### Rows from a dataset
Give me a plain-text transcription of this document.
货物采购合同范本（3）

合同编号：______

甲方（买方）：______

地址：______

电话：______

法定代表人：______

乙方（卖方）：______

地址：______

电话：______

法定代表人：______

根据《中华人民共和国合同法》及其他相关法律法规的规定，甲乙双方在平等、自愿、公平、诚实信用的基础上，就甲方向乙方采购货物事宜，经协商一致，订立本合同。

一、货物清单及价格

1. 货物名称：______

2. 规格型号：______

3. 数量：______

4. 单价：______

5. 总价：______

### PROBLEM
Transcribe every record above exactly as it appears.

### OUTPUT BELOW
Give me a plain-text transcription of this document.
货物采购合同范本（3）

合同编号：______

甲方（买方）：______

地址：______

电话：______

法定代表人：______

乙方（卖方）：______

地址：______

电话：______

法定代表人：______

根据《中华人民共和国合同法》及其他相关法律法规的规定，甲乙双方在平等、自愿、公平、诚实信用的基础上，就甲方向乙方采购货物事宜，经协商一致，订立本合同。

一、货物清单及价格

1. 货物名称：______

2. 规格型号：______

3. 数量：______

4. 单价：______

5. 总价：______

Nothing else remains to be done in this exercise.